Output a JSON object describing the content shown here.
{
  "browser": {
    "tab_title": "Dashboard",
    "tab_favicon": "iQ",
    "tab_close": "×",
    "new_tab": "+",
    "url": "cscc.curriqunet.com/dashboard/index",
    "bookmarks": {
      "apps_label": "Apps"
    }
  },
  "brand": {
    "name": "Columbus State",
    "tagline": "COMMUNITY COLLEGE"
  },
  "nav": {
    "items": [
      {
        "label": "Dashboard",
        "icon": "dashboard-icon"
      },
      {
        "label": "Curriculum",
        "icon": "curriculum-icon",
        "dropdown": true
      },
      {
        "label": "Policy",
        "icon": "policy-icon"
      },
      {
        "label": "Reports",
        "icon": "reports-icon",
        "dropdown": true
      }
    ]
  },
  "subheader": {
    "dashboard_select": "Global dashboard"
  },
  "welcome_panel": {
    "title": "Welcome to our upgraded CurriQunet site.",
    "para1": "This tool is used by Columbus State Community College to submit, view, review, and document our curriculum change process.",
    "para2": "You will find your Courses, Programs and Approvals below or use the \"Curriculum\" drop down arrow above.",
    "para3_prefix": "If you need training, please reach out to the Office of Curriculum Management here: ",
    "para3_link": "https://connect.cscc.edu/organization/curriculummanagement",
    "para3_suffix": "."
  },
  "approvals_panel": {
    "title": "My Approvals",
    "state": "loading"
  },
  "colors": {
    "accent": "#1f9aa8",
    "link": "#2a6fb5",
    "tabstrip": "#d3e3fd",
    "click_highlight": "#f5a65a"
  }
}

● Instruction: Please output the entries above, every line exactly as it reads.

● Solution for this problem:
Output a JSON object describing the content shown here.
{
  "browser": {
    "tab_title": "Dashboard",
    "tab_favicon": "iQ",
    "tab_close": "×",
    "new_tab": "+",
    "url": "cscc.curriqunet.com/dashboard/index",
    "bookmarks": {
      "apps_label": "Apps"
    }
  },
  "brand": {
    "name": "Columbus State",
    "tagline": "COMMUNITY COLLEGE"
  },
  "nav": {
    "items": [
      {
        "label": "Dashboard",
        "icon": "dashboard-icon"
      },
      {
        "label": "Curriculum",
        "icon": "curriculum-icon",
        "dropdown": true
      },
      {
        "label": "Policy",
        "icon": "policy-icon"
      },
      {
        "label": "Reports",
        "icon": "reports-icon",
        "dropdown": true
      }
    ]
  },
  "subheader": {
    "dashboard_select": "Global dashboard"
  },
  "welcome_panel": {
    "title": "Welcome to our upgraded CurriQunet site.",
    "para1": "This tool is used by Columbus State Community College to submit, view, review, and document our curriculum change process.",
    "para2": "You will find your Courses, Programs and Approvals below or use the \"Curriculum\" drop down arrow above.",
    "para3_prefix": "If you need training, please reach out to the Office of Curriculum Management here: ",
    "para3_link": "https://connect.cscc.edu/organization/curriculummanagement",
    "para3_suffix": "."
  },
  "approvals_panel": {
    "title": "My Approvals",
    "state": "loading"
  },
  "colors": {
    "accent": "#1f9aa8",
    "link": "#2a6fb5",
    "tabstrip": "#d3e3fd",
    "click_highlight": "#f5a65a"
  }
}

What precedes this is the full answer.